Data entries:

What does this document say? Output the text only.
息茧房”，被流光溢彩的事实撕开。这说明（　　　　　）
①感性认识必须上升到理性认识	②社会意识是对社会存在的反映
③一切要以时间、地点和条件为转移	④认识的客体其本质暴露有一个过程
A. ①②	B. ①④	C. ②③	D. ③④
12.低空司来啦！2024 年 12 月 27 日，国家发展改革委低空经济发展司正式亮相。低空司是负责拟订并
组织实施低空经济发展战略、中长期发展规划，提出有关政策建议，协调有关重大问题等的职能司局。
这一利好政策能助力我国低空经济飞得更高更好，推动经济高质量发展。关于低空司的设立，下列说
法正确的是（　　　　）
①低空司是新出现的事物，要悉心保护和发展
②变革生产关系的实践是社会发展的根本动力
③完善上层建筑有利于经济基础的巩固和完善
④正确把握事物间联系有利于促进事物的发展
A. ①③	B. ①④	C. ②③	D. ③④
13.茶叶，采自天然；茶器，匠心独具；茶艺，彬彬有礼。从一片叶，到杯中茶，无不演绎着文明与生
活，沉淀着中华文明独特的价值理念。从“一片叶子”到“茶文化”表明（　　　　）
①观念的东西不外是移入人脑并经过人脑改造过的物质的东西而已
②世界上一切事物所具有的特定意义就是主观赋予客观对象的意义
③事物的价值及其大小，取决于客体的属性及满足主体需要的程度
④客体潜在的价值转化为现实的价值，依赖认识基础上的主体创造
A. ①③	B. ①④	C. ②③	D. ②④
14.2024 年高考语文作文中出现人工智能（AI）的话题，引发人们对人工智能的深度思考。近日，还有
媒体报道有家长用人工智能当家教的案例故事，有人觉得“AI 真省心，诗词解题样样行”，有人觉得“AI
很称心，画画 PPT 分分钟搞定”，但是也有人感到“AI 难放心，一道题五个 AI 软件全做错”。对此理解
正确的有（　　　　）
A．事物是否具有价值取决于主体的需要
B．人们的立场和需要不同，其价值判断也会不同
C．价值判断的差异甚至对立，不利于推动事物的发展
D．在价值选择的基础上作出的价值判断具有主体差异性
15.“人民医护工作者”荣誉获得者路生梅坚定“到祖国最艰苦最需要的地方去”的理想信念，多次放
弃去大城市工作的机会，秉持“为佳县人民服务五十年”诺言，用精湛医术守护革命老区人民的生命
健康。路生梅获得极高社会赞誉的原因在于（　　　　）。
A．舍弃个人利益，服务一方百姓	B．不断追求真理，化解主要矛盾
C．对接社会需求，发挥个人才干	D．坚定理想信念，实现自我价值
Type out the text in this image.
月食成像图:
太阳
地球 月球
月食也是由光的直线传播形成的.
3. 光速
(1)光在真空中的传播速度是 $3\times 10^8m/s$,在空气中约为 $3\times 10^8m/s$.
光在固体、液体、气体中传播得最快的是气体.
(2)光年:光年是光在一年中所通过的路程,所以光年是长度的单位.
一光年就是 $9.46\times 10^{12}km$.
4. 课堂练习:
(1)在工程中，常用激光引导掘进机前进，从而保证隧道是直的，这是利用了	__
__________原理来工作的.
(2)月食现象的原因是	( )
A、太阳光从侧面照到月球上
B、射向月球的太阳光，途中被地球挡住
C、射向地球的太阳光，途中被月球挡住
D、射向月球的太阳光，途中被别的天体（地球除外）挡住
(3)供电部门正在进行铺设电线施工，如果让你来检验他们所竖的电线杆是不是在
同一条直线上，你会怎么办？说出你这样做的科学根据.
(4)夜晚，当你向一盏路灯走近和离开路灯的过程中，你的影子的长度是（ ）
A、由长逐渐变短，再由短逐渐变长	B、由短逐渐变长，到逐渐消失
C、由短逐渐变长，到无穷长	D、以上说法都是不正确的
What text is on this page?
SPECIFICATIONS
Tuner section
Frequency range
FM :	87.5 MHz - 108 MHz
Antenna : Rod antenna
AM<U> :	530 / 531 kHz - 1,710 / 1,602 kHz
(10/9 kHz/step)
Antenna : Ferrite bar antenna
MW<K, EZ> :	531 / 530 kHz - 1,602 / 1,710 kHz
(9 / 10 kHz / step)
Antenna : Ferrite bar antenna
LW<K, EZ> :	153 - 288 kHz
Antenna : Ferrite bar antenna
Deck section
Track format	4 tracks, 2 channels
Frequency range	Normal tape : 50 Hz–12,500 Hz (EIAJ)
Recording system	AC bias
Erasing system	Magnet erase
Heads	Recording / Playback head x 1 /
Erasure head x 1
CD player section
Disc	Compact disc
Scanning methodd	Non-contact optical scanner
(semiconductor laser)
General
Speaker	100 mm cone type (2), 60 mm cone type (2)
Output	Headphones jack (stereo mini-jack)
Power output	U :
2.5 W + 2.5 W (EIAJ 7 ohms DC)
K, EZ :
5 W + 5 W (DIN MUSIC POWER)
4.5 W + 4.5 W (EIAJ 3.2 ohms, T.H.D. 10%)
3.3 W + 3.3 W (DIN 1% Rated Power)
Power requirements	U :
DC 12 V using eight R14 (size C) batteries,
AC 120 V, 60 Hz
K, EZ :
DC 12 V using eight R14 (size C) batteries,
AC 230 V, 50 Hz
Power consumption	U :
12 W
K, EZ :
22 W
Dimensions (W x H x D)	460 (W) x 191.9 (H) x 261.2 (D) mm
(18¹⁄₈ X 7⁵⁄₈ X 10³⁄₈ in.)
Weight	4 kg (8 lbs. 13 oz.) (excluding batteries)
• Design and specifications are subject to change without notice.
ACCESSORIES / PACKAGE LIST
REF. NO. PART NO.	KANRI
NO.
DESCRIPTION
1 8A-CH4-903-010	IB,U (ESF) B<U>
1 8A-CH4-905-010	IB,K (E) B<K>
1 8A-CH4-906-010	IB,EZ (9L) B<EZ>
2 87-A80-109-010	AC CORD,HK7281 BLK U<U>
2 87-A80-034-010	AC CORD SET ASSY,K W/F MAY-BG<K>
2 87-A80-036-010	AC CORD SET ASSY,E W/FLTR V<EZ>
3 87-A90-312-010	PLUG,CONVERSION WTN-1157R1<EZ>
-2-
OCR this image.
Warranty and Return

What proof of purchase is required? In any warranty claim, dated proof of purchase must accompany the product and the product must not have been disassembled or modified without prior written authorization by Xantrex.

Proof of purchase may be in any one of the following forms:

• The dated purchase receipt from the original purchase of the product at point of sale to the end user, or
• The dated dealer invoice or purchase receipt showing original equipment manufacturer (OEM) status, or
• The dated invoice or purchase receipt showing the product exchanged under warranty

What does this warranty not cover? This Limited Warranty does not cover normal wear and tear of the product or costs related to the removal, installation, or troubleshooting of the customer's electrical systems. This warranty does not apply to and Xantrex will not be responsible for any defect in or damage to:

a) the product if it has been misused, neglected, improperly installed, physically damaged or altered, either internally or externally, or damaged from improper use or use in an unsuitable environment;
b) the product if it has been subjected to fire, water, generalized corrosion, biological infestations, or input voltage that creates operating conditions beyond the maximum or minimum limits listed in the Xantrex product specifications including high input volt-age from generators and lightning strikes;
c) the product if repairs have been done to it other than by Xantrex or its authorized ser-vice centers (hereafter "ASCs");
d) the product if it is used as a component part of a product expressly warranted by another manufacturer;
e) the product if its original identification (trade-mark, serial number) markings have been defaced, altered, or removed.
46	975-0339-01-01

* DIRECTIONS FOR THIS TASK: Reproduce the full set of records precisely.

* CORRECT RESPONSE:
What does this document say? Output the text only.
息茧房”，被流光溢彩的事实撕开。这说明（　　　　　）
①感性认识必须上升到理性认识	②社会意识是对社会存在的反映
③一切要以时间、地点和条件为转移	④认识的客体其本质暴露有一个过程
A. ①②	B. ①④	C. ②③	D. ③④
12.低空司来啦！2024 年 12 月 27 日，国家发展改革委低空经济发展司正式亮相。低空司是负责拟订并
组织实施低空经济发展战略、中长期发展规划，提出有关政策建议，协调有关重大问题等的职能司局。
这一利好政策能助力我国低空经济飞得更高更好，推动经济高质量发展。关于低空司的设立，下列说
法正确的是（　　　　）
①低空司是新出现的事物，要悉心保护和发展
②变革生产关系的实践是社会发展的根本动力
③完善上层建筑有利于经济基础的巩固和完善
④正确把握事物间联系有利于促进事物的发展
A. ①③	B. ①④	C. ②③	D. ③④
13.茶叶，采自天然；茶器，匠心独具；茶艺，彬彬有礼。从一片叶，到杯中茶，无不演绎着文明与生
活，沉淀着中华文明独特的价值理念。从“一片叶子”到“茶文化”表明（　　　　）
①观念的东西不外是移入人脑并经过人脑改造过的物质的东西而已
②世界上一切事物所具有的特定意义就是主观赋予客观对象的意义
③事物的价值及其大小，取决于客体的属性及满足主体需要的程度
④客体潜在的价值转化为现实的价值，依赖认识基础上的主体创造
A. ①③	B. ①④	C. ②③	D. ②④
14.2024 年高考语文作文中出现人工智能（AI）的话题，引发人们对人工智能的深度思考。近日，还有
媒体报道有家长用人工智能当家教的案例故事，有人觉得“AI 真省心，诗词解题样样行”，有人觉得“AI
很称心，画画 PPT 分分钟搞定”，但是也有人感到“AI 难放心，一道题五个 AI 软件全做错”。对此理解
正确的有（　　　　）
A．事物是否具有价值取决于主体的需要
B．人们的立场和需要不同，其价值判断也会不同
C．价值判断的差异甚至对立，不利于推动事物的发展
D．在价值选择的基础上作出的价值判断具有主体差异性
15.“人民医护工作者”荣誉获得者路生梅坚定“到祖国最艰苦最需要的地方去”的理想信念，多次放
弃去大城市工作的机会，秉持“为佳县人民服务五十年”诺言，用精湛医术守护革命老区人民的生命
健康。路生梅获得极高社会赞誉的原因在于（　　　　）。
A．舍弃个人利益，服务一方百姓	B．不断追求真理，化解主要矛盾
C．对接社会需求，发挥个人才干	D．坚定理想信念，实现自我价值
Type out the text in this image.
月食成像图:
太阳
地球 月球
月食也是由光的直线传播形成的.
3. 光速
(1)光在真空中的传播速度是 $3\times 10^8m/s$,在空气中约为 $3\times 10^8m/s$.
光在固体、液体、气体中传播得最快的是气体.
(2)光年:光年是光在一年中所通过的路程,所以光年是长度的单位.
一光年就是 $9.46\times 10^{12}km$.
4. 课堂练习:
(1)在工程中，常用激光引导掘进机前进，从而保证隧道是直的，这是利用了	__
__________原理来工作的.
(2)月食现象的原因是	( )
A、太阳光从侧面照到月球上
B、射向月球的太阳光，途中被地球挡住
C、射向地球的太阳光，途中被月球挡住
D、射向月球的太阳光，途中被别的天体（地球除外）挡住
(3)供电部门正在进行铺设电线施工，如果让你来检验他们所竖的电线杆是不是在
同一条直线上，你会怎么办？说出你这样做的科学根据.
(4)夜晚，当你向一盏路灯走近和离开路灯的过程中，你的影子的长度是（ ）
A、由长逐渐变短，再由短逐渐变长	B、由短逐渐变长，到逐渐消失
C、由短逐渐变长，到无穷长	D、以上说法都是不正确的
What text is on this page?
SPECIFICATIONS
Tuner section
Frequency range
FM :	87.5 MHz - 108 MHz
Antenna : Rod antenna
AM<U> :	530 / 531 kHz - 1,710 / 1,602 kHz
(10/9 kHz/step)
Antenna : Ferrite bar antenna
MW<K, EZ> :	531 / 530 kHz - 1,602 / 1,710 kHz
(9 / 10 kHz / step)
Antenna : Ferrite bar antenna
LW<K, EZ> :	153 - 288 kHz
Antenna : Ferrite bar antenna
Deck section
Track format	4 tracks, 2 channels
Frequency range	Normal tape : 50 Hz–12,500 Hz (EIAJ)
Recording system	AC bias
Erasing system	Magnet erase
Heads	Recording / Playback head x 1 /
Erasure head x 1
CD player section
Disc	Compact disc
Scanning methodd	Non-contact optical scanner
(semiconductor laser)
General
Speaker	100 mm cone type (2), 60 mm cone type (2)
Output	Headphones jack (stereo mini-jack)
Power output	U :
2.5 W + 2.5 W (EIAJ 7 ohms DC)
K, EZ :
5 W + 5 W (DIN MUSIC POWER)
4.5 W + 4.5 W (EIAJ 3.2 ohms, T.H.D. 10%)
3.3 W + 3.3 W (DIN 1% Rated Power)
Power requirements	U :
DC 12 V using eight R14 (size C) batteries,
AC 120 V, 60 Hz
K, EZ :
DC 12 V using eight R14 (size C) batteries,
AC 230 V, 50 Hz
Power consumption	U :
12 W
K, EZ :
22 W
Dimensions (W x H x D)	460 (W) x 191.9 (H) x 261.2 (D) mm
(18¹⁄₈ X 7⁵⁄₈ X 10³⁄₈ in.)
Weight	4 kg (8 lbs. 13 oz.) (excluding batteries)
• Design and specifications are subject to change without notice.
ACCESSORIES / PACKAGE LIST
REF. NO. PART NO.	KANRI
NO.
DESCRIPTION
1 8A-CH4-903-010	IB,U (ESF) B<U>
1 8A-CH4-905-010	IB,K (E) B<K>
1 8A-CH4-906-010	IB,EZ (9L) B<EZ>
2 87-A80-109-010	AC CORD,HK7281 BLK U<U>
2 87-A80-034-010	AC CORD SET ASSY,K W/F MAY-BG<K>
2 87-A80-036-010	AC CORD SET ASSY,E W/FLTR V<EZ>
3 87-A90-312-010	PLUG,CONVERSION WTN-1157R1<EZ>
-2-
OCR this image.
Warranty and Return

What proof of purchase is required? In any warranty claim, dated proof of purchase must accompany the product and the product must not have been disassembled or modified without prior written authorization by Xantrex.

Proof of purchase may be in any one of the following forms:

• The dated purchase receipt from the original purchase of the product at point of sale to the end user, or
• The dated dealer invoice or purchase receipt showing original equipment manufacturer (OEM) status, or
• The dated invoice or purchase receipt showing the product exchanged under warranty

What does this warranty not cover? This Limited Warranty does not cover normal wear and tear of the product or costs related to the removal, installation, or troubleshooting of the customer's electrical systems. This warranty does not apply to and Xantrex will not be responsible for any defect in or damage to:

a) the product if it has been misused, neglected, improperly installed, physically damaged or altered, either internally or externally, or damaged from improper use or use in an unsuitable environment;
b) the product if it has been subjected to fire, water, generalized corrosion, biological infestations, or input voltage that creates operating conditions beyond the maximum or minimum limits listed in the Xantrex product specifications including high input volt-age from generators and lightning strikes;
c) the product if repairs have been done to it other than by Xantrex or its authorized ser-vice centers (hereafter "ASCs");
d) the product if it is used as a component part of a product expressly warranted by another manufacturer;
e) the product if its original identification (trade-mark, serial number) markings have been defaced, altered, or removed.
46	975-0339-01-01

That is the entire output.